EXERCISE DIRECTIONS: Write out each line in which the string "Honor" is present.

MATERIALS PROVIDED:
----------

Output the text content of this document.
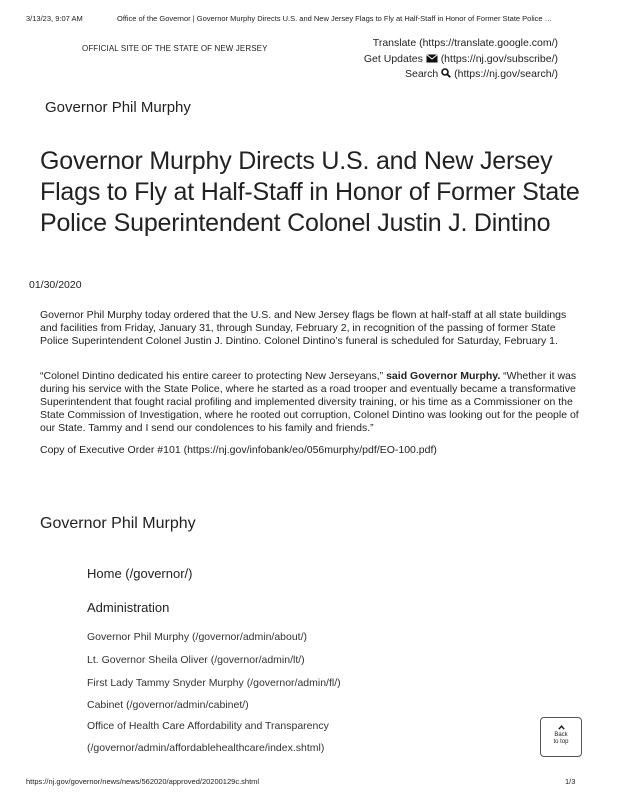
3/13/23, 9:07 AM	Office of the Governor | Governor Murphy Directs U.S. and New Jersey Flags to Fly at Half-Staff in Honor of Former State Police …
OFFICIAL SITE OF THE STATE OF NEW JERSEY	Translate (https://translate.google.com/)
Get Updates (https://nj.gov/subscribe/)
Search (https://nj.gov/search/)
Governor Phil Murphy
Governor Murphy Directs U.S. and New Jersey Flags to Fly at Half-Staff in Honor of Former State Police Superintendent Colonel Justin J. Dintino
01/30/2020

Governor Phil Murphy today ordered that the U.S. and New Jersey flags be flown at half-staff at all state buildings and facilities from Friday, January 31, through Sunday, February 2, in recognition of the passing of former State Police Superintendent Colonel Justin J. Dintino. Colonel Dintino’s funeral is scheduled for Saturday, February 1.

“Colonel Dintino dedicated his entire career to protecting New Jerseyans,” said Governor Murphy. “Whether it was during his service with the State Police, where he started as a road trooper and eventually became a transformative Superintendent that fought racial profiling and implemented diversity training, or his time as a Commissioner on the State Commission of Investigation, where he rooted out corruption, Colonel Dintino was looking out for the people of our State. Tammy and I send our condolences to his family and friends.”

Copy of Executive Order #101 (https://nj.gov/infobank/eo/056murphy/pdf/EO-100.pdf)

Governor Phil Murphy
Home (/governor/)
Administration
Governor Phil Murphy (/governor/admin/about/)
Lt. Governor Sheila Oliver (/governor/admin/lt/)
First Lady Tammy Snyder Murphy (/governor/admin/fl/)
Cabinet (/governor/admin/cabinet/)
Office of Health Care Affordability and Transparency
(/governor/admin/affordablehealthcare/index.shtml)
Back
to top
https://nj.gov/governor/news/news/562020/approved/20200129c.shtml	1/3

----------

TASK OUTPUT:
3/13/23, 9:07 AM	Office of the Governor | Governor Murphy Directs U.S. and New Jersey Flags to Fly at Half-Staff in Honor of Former State Police …
Governor Murphy Directs U.S. and New Jersey Flags to Fly at Half-Staff in Honor of Former State Police Superintendent Colonel Justin J. Dintino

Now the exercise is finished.